Set problem >> Exclude the pictures and retype the entries as written.

*** Stored records

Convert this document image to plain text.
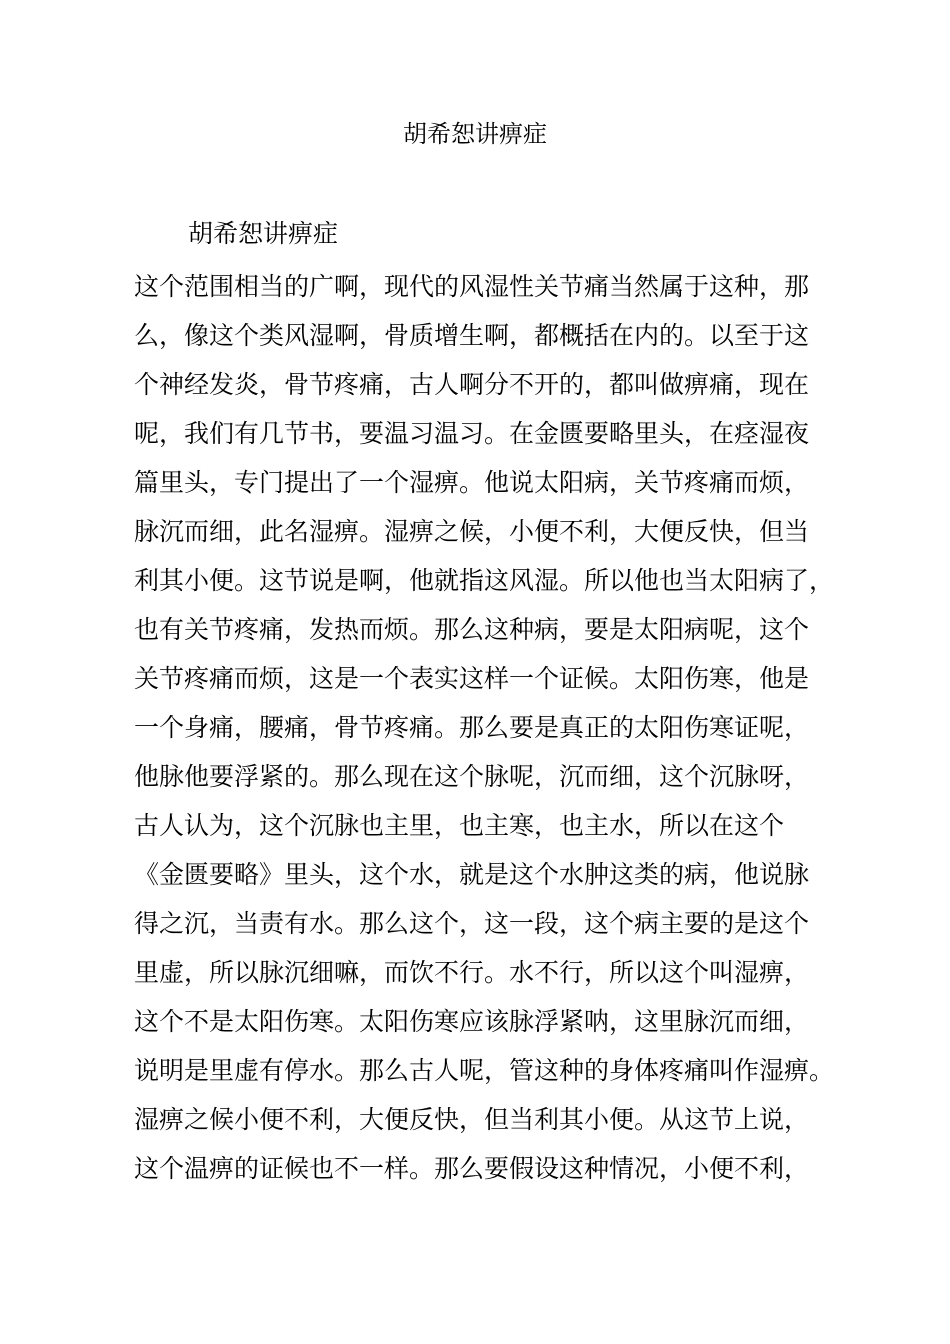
胡希恕讲痹症
胡希恕讲痹症
这个范围相当的广啊，现代的风湿性关节痛当然属于这种，那
么，像这个类风湿啊，骨质增生啊，都概括在内的。以至于这
个神经发炎，骨节疼痛，古人啊分不开的，都叫做痹痛，现在
呢，我们有几节书，要温习温习。在金匮要略里头，在痉湿夜
篇里头，专门提出了一个湿痹。他说太阳病，关节疼痛而烦，
脉沉而细，此名湿痹。湿痹之候，小便不利，大便反快，但当
利其小便。这节说是啊，他就指这风湿。所以他也当太阳病了，
也有关节疼痛，发热而烦。那么这种病，要是太阳病呢，这个
关节疼痛而烦，这是一个表实这样一个证候。太阳伤寒，他是
一个身痛，腰痛，骨节疼痛。那么要是真正的太阳伤寒证呢，
他脉他要浮紧的。那么现在这个脉呢，沉而细，这个沉脉呀，
古人认为，这个沉脉也主里，也主寒，也主水，所以在这个
《金匮要略》里头，这个水，就是这个水肿这类的病，他说脉
得之沉，当责有水。那么这个，这一段，这个病主要的是这个
里虚，所以脉沉细嘛，而饮不行。水不行，所以这个叫湿痹，
这个不是太阳伤寒。太阳伤寒应该脉浮紧呐，这里脉沉而细，
说明是里虚有停水。那么古人呢，管这种的身体疼痛叫作湿痹。
湿痹之候小便不利，大便反快，但当利其小便。从这节上说，
这个温痹的证候也不一样。那么要假设这种情况，小便不利，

******

Answer for the task >>
Convert this document image to plain text.
胡希恕讲痹症
胡希恕讲痹症
这个范围相当的广啊，现代的风湿性关节痛当然属于这种，那
么，像这个类风湿啊，骨质增生啊，都概括在内的。以至于这
个神经发炎，骨节疼痛，古人啊分不开的，都叫做痹痛，现在
呢，我们有几节书，要温习温习。在金匮要略里头，在痉湿夜
篇里头，专门提出了一个湿痹。他说太阳病，关节疼痛而烦，
脉沉而细，此名湿痹。湿痹之候，小便不利，大便反快，但当
利其小便。这节说是啊，他就指这风湿。所以他也当太阳病了，
也有关节疼痛，发热而烦。那么这种病，要是太阳病呢，这个
关节疼痛而烦，这是一个表实这样一个证候。太阳伤寒，他是
一个身痛，腰痛，骨节疼痛。那么要是真正的太阳伤寒证呢，
他脉他要浮紧的。那么现在这个脉呢，沉而细，这个沉脉呀，
古人认为，这个沉脉也主里，也主寒，也主水，所以在这个
《金匮要略》里头，这个水，就是这个水肿这类的病，他说脉
得之沉，当责有水。那么这个，这一段，这个病主要的是这个
里虚，所以脉沉细嘛，而饮不行。水不行，所以这个叫湿痹，
这个不是太阳伤寒。太阳伤寒应该脉浮紧呐，这里脉沉而细，
说明是里虚有停水。那么古人呢，管这种的身体疼痛叫作湿痹。
湿痹之候小便不利，大便反快，但当利其小便。从这节上说，
这个温痹的证候也不一样。那么要假设这种情况，小便不利，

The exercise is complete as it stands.